(Records from a collection of figures)

━━━━━━━━━━━━━━━━

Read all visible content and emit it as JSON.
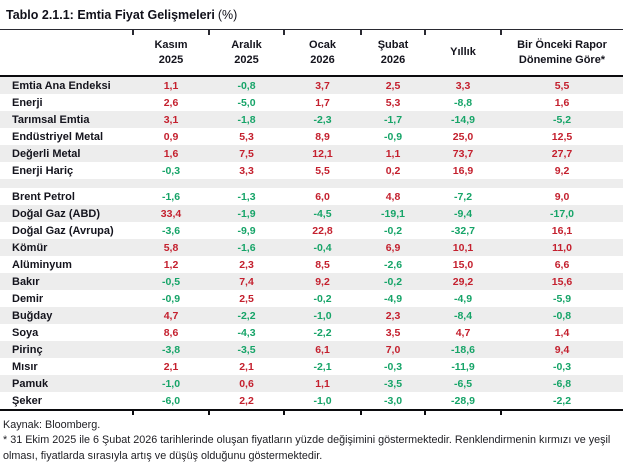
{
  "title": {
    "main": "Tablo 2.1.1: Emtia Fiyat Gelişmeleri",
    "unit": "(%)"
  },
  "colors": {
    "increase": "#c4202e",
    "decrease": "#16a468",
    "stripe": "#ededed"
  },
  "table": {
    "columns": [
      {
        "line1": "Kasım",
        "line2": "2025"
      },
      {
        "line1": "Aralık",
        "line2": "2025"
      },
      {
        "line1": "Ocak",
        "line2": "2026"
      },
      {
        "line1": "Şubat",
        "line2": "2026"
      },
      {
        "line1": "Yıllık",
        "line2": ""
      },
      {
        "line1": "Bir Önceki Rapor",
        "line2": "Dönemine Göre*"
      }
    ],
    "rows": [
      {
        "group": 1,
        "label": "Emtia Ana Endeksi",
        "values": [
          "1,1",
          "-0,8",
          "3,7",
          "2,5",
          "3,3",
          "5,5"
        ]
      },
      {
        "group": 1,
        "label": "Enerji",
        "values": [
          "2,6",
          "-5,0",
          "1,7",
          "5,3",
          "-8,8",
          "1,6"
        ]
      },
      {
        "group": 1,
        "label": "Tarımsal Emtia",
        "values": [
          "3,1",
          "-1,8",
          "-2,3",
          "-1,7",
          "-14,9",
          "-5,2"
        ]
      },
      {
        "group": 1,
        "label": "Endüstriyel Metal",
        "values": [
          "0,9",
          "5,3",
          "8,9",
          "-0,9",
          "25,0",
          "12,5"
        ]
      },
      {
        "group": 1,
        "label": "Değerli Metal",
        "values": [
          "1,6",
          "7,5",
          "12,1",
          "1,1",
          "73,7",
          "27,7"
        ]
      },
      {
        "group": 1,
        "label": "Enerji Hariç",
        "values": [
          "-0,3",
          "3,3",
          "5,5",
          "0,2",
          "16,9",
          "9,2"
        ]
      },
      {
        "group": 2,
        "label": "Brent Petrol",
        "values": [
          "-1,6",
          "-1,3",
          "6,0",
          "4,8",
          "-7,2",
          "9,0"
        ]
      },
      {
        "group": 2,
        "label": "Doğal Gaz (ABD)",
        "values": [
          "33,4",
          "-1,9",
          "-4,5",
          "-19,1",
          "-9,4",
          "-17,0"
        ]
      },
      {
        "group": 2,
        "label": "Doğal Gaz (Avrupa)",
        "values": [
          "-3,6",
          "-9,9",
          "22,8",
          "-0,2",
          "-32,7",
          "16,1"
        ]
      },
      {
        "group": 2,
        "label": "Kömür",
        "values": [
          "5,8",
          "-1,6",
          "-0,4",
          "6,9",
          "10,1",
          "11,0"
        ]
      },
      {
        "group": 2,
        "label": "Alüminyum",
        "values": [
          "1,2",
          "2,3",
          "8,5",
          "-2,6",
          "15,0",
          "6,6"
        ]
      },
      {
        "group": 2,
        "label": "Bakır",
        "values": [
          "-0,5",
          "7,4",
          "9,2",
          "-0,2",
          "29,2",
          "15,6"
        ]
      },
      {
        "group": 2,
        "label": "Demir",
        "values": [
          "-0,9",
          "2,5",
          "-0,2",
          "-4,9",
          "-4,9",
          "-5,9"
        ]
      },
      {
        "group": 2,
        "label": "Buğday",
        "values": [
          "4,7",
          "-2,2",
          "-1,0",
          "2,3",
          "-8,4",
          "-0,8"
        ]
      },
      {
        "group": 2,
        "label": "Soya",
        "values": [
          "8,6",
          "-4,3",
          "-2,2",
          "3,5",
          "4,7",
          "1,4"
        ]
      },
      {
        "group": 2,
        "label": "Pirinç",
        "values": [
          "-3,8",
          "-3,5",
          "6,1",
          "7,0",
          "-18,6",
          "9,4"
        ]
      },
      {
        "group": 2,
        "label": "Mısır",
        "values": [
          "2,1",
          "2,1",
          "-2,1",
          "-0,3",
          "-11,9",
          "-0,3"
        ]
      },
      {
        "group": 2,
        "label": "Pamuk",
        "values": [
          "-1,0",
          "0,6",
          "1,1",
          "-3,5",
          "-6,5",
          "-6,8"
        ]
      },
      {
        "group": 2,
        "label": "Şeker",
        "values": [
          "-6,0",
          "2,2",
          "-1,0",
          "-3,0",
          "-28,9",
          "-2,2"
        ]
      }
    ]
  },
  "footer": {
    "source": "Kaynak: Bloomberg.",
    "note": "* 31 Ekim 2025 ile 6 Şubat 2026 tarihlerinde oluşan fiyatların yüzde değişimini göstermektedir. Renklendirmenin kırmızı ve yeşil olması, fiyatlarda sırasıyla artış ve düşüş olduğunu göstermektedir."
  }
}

━━━━━━━━━━━━━━━━

# Requirements
From the listing above, print every entry precisely and drop the pictures.

# Exercise result
Read all visible content and emit it as JSON.
{
  "title": {
    "main": "Tablo 2.1.1: Emtia Fiyat Gelişmeleri",
    "unit": "(%)"
  },
  "colors": {
    "increase": "#c4202e",
    "decrease": "#16a468",
    "stripe": "#ededed"
  },
  "table": {
    "columns": [
      {
        "line1": "Kasım",
        "line2": "2025"
      },
      {
        "line1": "Aralık",
        "line2": "2025"
      },
      {
        "line1": "Ocak",
        "line2": "2026"
      },
      {
        "line1": "Şubat",
        "line2": "2026"
      },
      {
        "line1": "Yıllık",
        "line2": ""
      },
      {
        "line1": "Bir Önceki Rapor",
        "line2": "Dönemine Göre*"
      }
    ],
    "rows": [
      {
        "group": 1,
        "label": "Emtia Ana Endeksi",
        "values": [
          "1,1",
          "-0,8",
          "3,7",
          "2,5",
          "3,3",
          "5,5"
        ]
      },
      {
        "group": 1,
        "label": "Enerji",
        "values": [
          "2,6",
          "-5,0",
          "1,7",
          "5,3",
          "-8,8",
          "1,6"
        ]
      },
      {
        "group": 1,
        "label": "Tarımsal Emtia",
        "values": [
          "3,1",
          "-1,8",
          "-2,3",
          "-1,7",
          "-14,9",
          "-5,2"
        ]
      },
      {
        "group": 1,
        "label": "Endüstriyel Metal",
        "values": [
          "0,9",
          "5,3",
          "8,9",
          "-0,9",
          "25,0",
          "12,5"
        ]
      },
      {
        "group": 1,
        "label": "Değerli Metal",
        "values": [
          "1,6",
          "7,5",
          "12,1",
          "1,1",
          "73,7",
          "27,7"
        ]
      },
      {
        "group": 1,
        "label": "Enerji Hariç",
        "values": [
          "-0,3",
          "3,3",
          "5,5",
          "0,2",
          "16,9",
          "9,2"
        ]
      },
      {
        "group": 2,
        "label": "Brent Petrol",
        "values": [
          "-1,6",
          "-1,3",
          "6,0",
          "4,8",
          "-7,2",
          "9,0"
        ]
      },
      {
        "group": 2,
        "label": "Doğal Gaz (ABD)",
        "values": [
          "33,4",
          "-1,9",
          "-4,5",
          "-19,1",
          "-9,4",
          "-17,0"
        ]
      },
      {
        "group": 2,
        "label": "Doğal Gaz (Avrupa)",
        "values": [
          "-3,6",
          "-9,9",
          "22,8",
          "-0,2",
          "-32,7",
          "16,1"
        ]
      },
      {
        "group": 2,
        "label": "Kömür",
        "values": [
          "5,8",
          "-1,6",
          "-0,4",
          "6,9",
          "10,1",
          "11,0"
        ]
      },
      {
        "group": 2,
        "label": "Alüminyum",
        "values": [
          "1,2",
          "2,3",
          "8,5",
          "-2,6",
          "15,0",
          "6,6"
        ]
      },
      {
        "group": 2,
        "label": "Bakır",
        "values": [
          "-0,5",
          "7,4",
          "9,2",
          "-0,2",
          "29,2",
          "15,6"
        ]
      },
      {
        "group": 2,
        "label": "Demir",
        "values": [
          "-0,9",
          "2,5",
          "-0,2",
          "-4,9",
          "-4,9",
          "-5,9"
        ]
      },
      {
        "group": 2,
        "label": "Buğday",
        "values": [
          "4,7",
          "-2,2",
          "-1,0",
          "2,3",
          "-8,4",
          "-0,8"
        ]
      },
      {
        "group": 2,
        "label": "Soya",
        "values": [
          "8,6",
          "-4,3",
          "-2,2",
          "3,5",
          "4,7",
          "1,4"
        ]
      },
      {
        "group": 2,
        "label": "Pirinç",
        "values": [
          "-3,8",
          "-3,5",
          "6,1",
          "7,0",
          "-18,6",
          "9,4"
        ]
      },
      {
        "group": 2,
        "label": "Mısır",
        "values": [
          "2,1",
          "2,1",
          "-2,1",
          "-0,3",
          "-11,9",
          "-0,3"
        ]
      },
      {
        "group": 2,
        "label": "Pamuk",
        "values": [
          "-1,0",
          "0,6",
          "1,1",
          "-3,5",
          "-6,5",
          "-6,8"
        ]
      },
      {
        "group": 2,
        "label": "Şeker",
        "values": [
          "-6,0",
          "2,2",
          "-1,0",
          "-3,0",
          "-28,9",
          "-2,2"
        ]
      }
    ]
  },
  "footer": {
    "source": "Kaynak: Bloomberg.",
    "note": "* 31 Ekim 2025 ile 6 Şubat 2026 tarihlerinde oluşan fiyatların yüzde değişimini göstermektedir. Renklendirmenin kırmızı ve yeşil olması, fiyatlarda sırasıyla artış ve düşüş olduğunu göstermektedir."
  }
}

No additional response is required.